Source material:
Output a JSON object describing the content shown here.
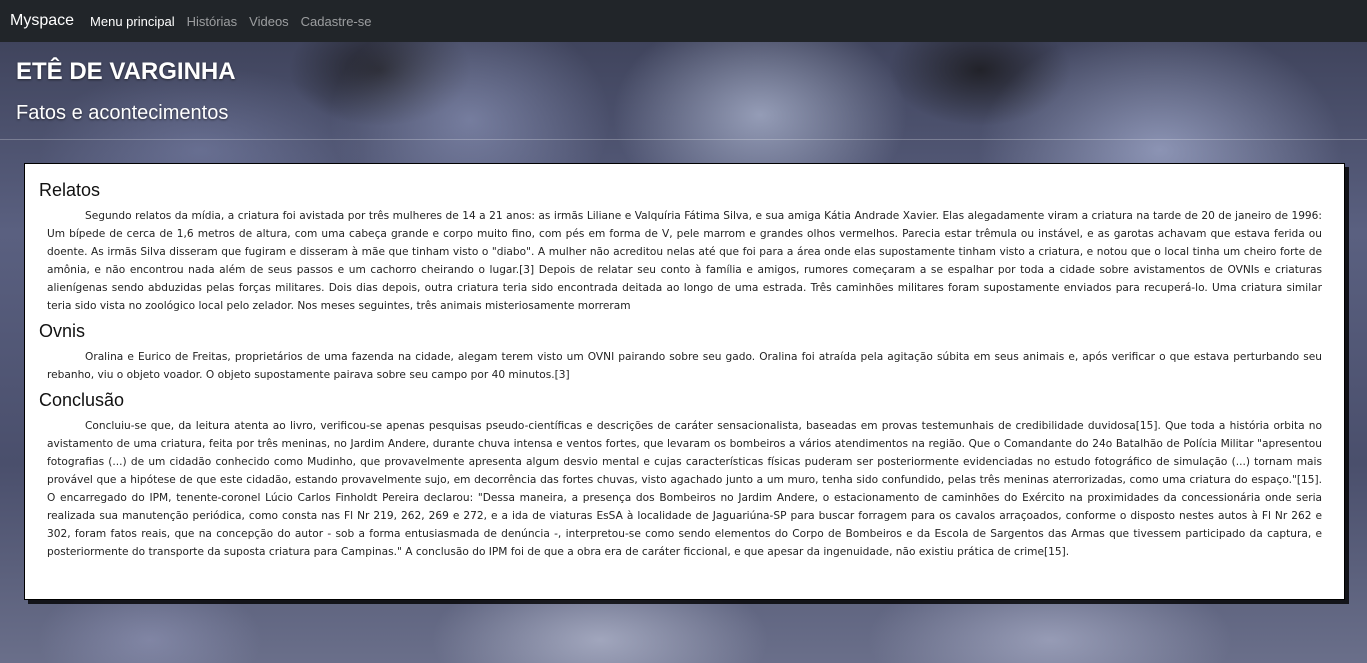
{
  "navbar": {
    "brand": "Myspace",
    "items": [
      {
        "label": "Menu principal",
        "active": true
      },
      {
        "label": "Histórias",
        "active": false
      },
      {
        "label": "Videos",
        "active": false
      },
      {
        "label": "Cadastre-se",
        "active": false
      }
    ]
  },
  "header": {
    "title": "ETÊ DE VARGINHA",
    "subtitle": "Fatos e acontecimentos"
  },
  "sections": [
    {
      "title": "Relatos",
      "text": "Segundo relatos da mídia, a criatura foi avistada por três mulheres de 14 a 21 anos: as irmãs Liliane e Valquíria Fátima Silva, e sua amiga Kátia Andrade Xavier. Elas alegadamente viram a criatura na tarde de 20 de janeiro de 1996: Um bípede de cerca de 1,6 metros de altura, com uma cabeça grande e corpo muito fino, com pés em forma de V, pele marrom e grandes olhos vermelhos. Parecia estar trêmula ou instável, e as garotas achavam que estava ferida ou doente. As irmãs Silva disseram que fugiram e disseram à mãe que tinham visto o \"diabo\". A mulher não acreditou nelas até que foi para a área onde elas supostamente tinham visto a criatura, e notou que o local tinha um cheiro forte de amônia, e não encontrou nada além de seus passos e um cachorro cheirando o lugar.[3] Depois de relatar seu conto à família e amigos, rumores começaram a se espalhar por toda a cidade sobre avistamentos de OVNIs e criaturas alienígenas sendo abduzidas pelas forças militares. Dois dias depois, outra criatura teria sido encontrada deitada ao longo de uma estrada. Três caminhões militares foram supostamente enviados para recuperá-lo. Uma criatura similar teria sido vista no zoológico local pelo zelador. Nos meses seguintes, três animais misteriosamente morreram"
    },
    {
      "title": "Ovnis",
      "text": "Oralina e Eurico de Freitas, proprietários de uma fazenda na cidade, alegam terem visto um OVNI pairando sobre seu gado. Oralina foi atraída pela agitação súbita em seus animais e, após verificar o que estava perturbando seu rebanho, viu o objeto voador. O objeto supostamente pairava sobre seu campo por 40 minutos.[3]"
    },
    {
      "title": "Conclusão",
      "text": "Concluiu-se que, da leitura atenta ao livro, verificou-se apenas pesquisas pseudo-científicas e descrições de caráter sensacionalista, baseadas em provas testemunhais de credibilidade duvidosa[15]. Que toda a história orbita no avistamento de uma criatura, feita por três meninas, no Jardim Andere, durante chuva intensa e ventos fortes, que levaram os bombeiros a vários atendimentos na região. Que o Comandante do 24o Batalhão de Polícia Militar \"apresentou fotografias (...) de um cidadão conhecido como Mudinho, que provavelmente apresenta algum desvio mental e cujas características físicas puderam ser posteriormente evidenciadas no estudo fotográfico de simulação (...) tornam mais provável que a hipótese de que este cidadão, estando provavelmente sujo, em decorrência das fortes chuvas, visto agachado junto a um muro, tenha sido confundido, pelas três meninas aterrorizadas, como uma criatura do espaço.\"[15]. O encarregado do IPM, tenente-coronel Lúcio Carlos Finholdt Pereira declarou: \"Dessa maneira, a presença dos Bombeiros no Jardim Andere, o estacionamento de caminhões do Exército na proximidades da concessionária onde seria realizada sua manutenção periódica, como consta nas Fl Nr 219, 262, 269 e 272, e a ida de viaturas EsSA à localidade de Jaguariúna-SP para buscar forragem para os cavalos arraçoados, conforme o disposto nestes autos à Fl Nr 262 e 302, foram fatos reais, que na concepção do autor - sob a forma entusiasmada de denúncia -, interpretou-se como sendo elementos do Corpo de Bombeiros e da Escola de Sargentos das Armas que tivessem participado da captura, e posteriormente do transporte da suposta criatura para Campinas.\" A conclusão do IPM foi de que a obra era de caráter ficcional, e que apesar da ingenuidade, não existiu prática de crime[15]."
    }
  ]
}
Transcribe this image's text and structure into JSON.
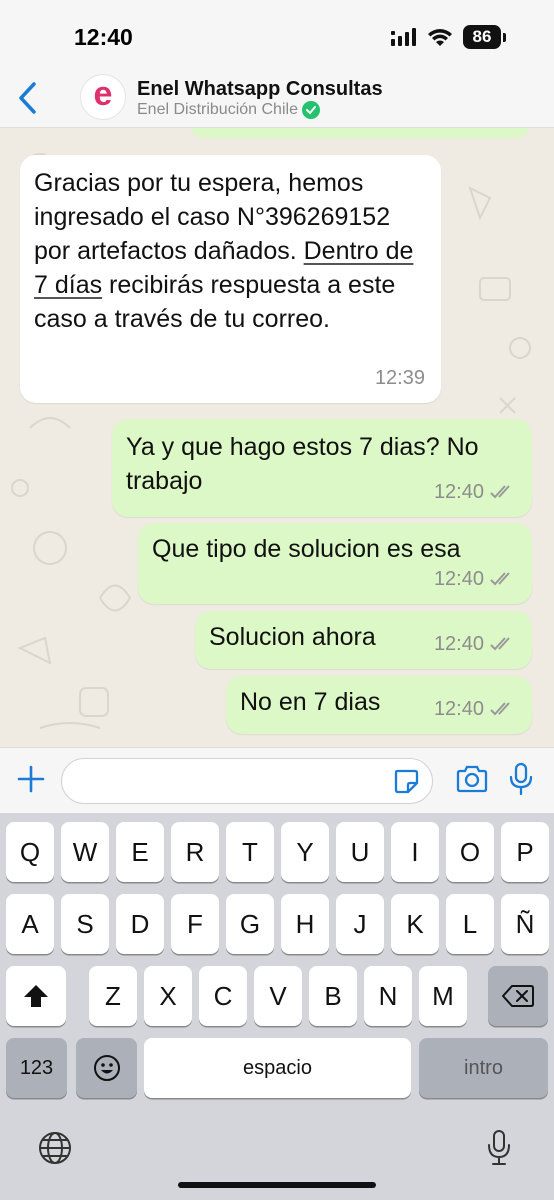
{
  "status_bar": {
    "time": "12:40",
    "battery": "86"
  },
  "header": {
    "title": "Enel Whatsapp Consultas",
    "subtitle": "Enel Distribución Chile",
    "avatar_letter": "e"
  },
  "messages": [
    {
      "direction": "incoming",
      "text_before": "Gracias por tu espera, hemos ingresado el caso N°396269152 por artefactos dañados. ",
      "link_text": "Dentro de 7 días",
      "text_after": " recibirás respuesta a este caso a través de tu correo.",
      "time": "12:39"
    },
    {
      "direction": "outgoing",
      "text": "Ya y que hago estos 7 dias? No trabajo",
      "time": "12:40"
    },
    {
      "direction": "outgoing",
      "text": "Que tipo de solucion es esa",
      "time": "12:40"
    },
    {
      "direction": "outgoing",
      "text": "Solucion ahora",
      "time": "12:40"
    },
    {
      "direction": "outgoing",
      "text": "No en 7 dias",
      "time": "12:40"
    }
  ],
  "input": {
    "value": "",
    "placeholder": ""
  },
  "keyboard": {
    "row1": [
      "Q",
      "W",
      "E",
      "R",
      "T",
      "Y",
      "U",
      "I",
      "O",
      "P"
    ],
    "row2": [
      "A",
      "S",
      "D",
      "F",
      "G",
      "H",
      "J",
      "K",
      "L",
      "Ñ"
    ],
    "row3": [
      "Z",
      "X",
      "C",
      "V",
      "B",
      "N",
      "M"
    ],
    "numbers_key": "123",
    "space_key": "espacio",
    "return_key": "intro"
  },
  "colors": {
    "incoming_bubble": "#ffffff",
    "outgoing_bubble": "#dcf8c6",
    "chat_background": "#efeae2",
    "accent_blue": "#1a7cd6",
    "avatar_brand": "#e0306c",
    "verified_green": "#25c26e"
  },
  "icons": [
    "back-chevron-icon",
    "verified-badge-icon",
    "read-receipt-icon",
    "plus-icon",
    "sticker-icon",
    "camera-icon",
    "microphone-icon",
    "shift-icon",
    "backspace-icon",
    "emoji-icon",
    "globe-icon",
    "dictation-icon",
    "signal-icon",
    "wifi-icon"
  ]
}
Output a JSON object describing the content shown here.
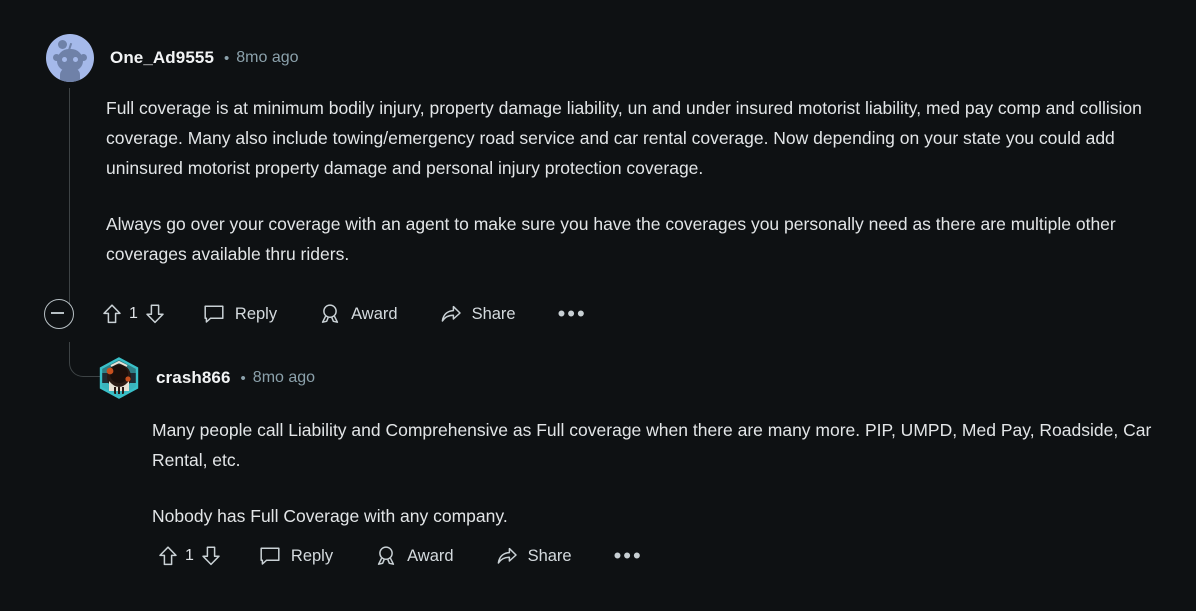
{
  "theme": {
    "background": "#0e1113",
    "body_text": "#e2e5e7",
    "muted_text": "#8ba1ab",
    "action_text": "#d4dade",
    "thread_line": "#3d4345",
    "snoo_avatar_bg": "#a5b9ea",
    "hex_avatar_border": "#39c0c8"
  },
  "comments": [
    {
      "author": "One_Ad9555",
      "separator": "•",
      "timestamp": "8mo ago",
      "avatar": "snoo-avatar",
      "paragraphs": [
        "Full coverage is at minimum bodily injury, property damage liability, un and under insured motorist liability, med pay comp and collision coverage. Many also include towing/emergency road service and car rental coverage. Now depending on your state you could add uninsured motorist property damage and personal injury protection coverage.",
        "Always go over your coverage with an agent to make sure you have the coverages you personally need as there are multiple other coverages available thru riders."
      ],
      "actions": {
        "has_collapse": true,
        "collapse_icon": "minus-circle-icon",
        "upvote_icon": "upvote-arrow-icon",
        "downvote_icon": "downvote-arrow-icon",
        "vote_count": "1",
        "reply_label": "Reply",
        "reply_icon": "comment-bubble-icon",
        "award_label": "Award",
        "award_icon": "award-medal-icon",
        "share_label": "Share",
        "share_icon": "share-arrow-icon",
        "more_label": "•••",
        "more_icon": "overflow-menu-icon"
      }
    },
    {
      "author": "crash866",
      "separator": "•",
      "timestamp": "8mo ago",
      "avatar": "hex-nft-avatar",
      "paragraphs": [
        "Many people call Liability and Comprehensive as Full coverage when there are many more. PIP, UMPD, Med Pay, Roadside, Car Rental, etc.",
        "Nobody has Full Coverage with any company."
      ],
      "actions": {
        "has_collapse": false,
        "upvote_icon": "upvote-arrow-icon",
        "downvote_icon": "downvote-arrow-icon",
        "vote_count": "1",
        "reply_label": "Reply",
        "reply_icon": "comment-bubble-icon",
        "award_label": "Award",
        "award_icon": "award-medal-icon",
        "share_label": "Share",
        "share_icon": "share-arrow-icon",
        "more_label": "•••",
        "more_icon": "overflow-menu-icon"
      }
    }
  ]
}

Task to carry out: Pull out every line containing "Full".

Result:
        "Full coverage is at minimum bodily injury, property damage liability, un and under insured motorist liability, med pay comp and collision coverage. Many also include towing/emergency road service and car rental coverage. Now depending on your state you could add uninsured motorist property damage and personal injury protection coverage.",
        "Many people call Liability and Comprehensive as Full coverage when there are many more. PIP, UMPD, Med Pay, Roadside, Car Rental, etc.",
        "Nobody has Full Coverage with any company."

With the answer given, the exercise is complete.